* Recorded data:
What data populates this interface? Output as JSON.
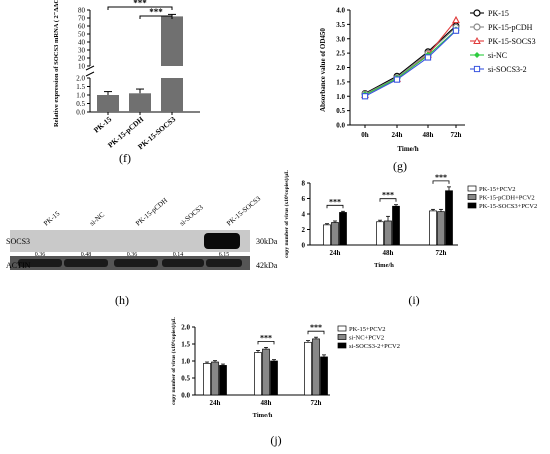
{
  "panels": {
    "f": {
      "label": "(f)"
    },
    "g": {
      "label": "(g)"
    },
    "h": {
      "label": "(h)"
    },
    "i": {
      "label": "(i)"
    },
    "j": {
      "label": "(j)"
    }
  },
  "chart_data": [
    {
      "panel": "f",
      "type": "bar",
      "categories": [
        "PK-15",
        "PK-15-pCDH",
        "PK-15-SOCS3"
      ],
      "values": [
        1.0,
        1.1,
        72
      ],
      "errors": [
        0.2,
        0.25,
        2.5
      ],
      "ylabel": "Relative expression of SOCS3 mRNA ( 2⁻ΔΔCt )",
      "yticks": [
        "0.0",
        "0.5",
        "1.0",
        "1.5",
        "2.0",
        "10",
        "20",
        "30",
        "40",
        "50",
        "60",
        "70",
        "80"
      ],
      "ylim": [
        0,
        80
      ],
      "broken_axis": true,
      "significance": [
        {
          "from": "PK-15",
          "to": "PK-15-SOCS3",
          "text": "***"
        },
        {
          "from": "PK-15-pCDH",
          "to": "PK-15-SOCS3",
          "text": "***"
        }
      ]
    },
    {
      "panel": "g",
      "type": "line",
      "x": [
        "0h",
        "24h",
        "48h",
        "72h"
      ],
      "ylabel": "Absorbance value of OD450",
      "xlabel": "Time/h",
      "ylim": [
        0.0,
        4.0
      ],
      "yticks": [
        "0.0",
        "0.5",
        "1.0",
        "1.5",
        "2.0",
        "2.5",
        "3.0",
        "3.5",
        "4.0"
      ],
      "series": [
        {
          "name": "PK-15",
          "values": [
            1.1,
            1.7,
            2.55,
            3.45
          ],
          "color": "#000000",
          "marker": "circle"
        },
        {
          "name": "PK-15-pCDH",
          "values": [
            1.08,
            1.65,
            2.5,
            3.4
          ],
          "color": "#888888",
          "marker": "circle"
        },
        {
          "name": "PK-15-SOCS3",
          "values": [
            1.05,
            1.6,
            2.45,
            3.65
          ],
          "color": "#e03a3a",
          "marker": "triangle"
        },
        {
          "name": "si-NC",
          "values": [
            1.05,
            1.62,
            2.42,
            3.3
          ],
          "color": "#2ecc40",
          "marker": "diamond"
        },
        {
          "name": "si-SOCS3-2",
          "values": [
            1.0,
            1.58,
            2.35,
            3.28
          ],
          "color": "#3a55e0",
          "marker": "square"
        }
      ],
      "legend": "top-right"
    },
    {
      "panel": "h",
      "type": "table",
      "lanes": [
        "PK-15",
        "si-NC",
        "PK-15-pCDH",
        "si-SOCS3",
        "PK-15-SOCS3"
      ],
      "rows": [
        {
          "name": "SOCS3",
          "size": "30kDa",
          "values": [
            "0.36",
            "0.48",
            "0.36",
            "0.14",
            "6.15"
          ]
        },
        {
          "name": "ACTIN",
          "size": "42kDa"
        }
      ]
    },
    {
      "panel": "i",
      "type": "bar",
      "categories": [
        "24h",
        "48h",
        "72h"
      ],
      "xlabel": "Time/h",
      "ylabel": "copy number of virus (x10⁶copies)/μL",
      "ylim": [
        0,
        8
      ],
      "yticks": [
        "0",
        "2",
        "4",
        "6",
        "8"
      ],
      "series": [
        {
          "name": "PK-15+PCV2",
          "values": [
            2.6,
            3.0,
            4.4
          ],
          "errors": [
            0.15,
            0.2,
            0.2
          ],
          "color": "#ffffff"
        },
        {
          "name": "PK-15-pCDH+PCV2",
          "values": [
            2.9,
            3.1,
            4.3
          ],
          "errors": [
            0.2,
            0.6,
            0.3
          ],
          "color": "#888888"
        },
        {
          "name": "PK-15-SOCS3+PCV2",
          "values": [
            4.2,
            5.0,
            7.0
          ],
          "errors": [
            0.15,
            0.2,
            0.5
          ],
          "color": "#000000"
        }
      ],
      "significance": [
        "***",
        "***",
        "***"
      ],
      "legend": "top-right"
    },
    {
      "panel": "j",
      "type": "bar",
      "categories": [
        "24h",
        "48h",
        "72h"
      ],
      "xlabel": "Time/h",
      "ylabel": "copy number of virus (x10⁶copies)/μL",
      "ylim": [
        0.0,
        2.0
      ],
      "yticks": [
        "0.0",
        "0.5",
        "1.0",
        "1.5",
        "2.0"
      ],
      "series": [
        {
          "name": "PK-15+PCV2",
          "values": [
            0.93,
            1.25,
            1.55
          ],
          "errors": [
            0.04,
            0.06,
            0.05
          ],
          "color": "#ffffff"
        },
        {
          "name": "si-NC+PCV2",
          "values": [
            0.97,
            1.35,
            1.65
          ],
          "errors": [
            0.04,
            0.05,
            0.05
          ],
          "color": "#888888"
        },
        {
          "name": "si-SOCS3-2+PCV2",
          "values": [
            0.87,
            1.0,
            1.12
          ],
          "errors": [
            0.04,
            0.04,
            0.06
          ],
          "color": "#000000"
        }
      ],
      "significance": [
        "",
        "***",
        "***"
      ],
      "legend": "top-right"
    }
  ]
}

--

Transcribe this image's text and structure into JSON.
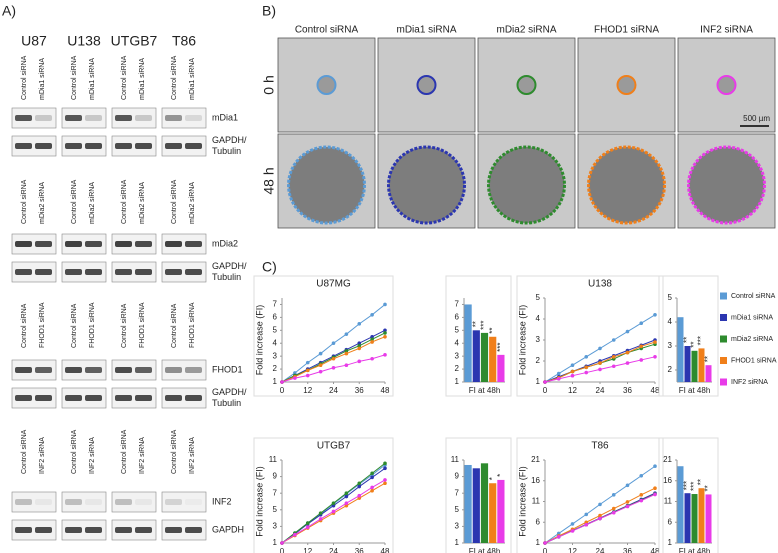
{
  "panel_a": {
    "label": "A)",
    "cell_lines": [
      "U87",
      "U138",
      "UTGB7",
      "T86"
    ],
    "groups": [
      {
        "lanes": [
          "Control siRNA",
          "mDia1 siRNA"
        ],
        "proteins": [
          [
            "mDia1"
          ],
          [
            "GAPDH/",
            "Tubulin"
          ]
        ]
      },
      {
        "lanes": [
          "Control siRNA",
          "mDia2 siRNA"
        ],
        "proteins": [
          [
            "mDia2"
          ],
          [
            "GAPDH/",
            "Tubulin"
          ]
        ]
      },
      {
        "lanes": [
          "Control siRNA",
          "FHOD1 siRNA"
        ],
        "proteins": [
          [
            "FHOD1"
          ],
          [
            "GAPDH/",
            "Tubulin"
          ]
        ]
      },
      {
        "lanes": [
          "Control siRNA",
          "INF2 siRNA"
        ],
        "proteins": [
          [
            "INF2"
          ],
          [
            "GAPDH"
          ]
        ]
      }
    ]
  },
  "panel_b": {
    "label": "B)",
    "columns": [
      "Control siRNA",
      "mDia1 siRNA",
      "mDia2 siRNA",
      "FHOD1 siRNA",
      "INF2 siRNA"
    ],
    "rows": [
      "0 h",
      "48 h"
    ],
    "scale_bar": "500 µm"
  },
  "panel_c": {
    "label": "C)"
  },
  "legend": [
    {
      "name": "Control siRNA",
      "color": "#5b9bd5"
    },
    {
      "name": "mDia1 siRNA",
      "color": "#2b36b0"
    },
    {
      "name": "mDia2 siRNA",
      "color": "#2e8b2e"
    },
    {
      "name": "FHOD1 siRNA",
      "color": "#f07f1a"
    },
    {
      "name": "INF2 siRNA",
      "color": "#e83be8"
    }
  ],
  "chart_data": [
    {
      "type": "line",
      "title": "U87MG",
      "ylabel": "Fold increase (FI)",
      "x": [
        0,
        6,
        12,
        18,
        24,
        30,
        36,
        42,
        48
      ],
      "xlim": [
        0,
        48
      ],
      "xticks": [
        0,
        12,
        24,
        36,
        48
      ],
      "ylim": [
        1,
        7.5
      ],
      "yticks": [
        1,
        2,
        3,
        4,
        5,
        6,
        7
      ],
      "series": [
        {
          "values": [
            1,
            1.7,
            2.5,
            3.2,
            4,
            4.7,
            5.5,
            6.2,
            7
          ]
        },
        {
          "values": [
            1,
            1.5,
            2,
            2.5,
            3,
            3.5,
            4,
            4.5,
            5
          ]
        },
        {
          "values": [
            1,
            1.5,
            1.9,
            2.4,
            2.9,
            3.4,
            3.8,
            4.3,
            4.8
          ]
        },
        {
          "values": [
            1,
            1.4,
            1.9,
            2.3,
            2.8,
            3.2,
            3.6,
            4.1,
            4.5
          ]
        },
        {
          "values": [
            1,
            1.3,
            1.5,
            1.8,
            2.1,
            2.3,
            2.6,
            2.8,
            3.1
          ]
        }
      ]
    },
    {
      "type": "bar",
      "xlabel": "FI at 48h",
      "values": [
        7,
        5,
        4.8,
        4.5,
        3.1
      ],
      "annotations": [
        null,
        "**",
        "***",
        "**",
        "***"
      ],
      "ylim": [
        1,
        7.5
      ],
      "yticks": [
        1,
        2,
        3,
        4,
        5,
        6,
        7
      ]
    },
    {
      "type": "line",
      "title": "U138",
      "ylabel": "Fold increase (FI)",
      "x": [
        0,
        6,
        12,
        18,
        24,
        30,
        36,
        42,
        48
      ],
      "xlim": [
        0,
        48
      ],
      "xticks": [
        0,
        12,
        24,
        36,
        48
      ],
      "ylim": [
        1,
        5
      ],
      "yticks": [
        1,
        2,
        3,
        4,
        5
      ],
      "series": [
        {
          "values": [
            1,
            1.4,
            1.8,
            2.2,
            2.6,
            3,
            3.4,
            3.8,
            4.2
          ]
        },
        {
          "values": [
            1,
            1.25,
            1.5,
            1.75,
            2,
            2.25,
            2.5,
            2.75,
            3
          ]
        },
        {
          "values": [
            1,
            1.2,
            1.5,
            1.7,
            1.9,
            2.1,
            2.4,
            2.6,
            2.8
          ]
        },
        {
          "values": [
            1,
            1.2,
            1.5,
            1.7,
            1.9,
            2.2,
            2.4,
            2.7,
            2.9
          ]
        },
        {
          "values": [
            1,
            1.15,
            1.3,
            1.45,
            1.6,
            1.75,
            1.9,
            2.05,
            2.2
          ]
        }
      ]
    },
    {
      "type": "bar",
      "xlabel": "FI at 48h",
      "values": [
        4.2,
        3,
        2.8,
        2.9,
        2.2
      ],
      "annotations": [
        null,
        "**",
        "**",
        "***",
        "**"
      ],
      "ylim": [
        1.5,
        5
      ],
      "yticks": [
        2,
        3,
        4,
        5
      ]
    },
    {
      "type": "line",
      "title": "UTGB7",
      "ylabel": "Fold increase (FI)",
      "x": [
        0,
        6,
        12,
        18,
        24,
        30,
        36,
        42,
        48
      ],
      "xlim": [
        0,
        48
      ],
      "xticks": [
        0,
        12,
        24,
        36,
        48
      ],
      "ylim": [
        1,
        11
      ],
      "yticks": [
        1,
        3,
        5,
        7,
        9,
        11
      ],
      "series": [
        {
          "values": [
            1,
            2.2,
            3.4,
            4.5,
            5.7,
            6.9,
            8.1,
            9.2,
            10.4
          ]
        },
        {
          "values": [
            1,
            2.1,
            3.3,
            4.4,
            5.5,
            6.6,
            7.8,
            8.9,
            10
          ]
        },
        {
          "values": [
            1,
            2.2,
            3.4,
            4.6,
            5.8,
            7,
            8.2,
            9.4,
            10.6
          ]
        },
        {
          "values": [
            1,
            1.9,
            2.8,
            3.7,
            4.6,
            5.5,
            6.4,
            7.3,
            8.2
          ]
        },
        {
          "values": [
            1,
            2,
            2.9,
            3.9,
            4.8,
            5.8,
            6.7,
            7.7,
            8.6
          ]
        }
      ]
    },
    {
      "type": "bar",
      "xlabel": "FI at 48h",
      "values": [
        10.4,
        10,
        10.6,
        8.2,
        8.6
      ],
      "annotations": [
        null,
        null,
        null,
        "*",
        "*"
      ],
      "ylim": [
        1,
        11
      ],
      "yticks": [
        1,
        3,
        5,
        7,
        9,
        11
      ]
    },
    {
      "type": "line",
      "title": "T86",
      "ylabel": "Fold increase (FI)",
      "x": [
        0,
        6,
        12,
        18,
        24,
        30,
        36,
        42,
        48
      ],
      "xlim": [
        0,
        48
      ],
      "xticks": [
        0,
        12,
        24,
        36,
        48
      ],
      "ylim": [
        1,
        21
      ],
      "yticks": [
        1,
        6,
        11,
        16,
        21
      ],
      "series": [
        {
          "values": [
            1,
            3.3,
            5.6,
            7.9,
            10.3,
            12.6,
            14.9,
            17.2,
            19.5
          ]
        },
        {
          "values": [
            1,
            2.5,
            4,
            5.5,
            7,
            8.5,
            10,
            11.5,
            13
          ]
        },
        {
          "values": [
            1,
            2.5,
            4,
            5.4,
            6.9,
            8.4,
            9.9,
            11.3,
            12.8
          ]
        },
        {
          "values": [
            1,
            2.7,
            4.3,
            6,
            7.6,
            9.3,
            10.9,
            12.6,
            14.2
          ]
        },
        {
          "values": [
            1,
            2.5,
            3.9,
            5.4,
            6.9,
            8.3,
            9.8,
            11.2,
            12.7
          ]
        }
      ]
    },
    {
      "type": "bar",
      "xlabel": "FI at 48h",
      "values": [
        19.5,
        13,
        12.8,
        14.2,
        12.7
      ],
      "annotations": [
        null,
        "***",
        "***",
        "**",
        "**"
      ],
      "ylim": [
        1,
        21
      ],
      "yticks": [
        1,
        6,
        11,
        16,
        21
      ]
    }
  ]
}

* The problem:
Across the whole listing above, report each line that includes "JSON".

* Solution:
What data populates this interface? Output as JSON.
Transcribe this image's text and structure into JSON.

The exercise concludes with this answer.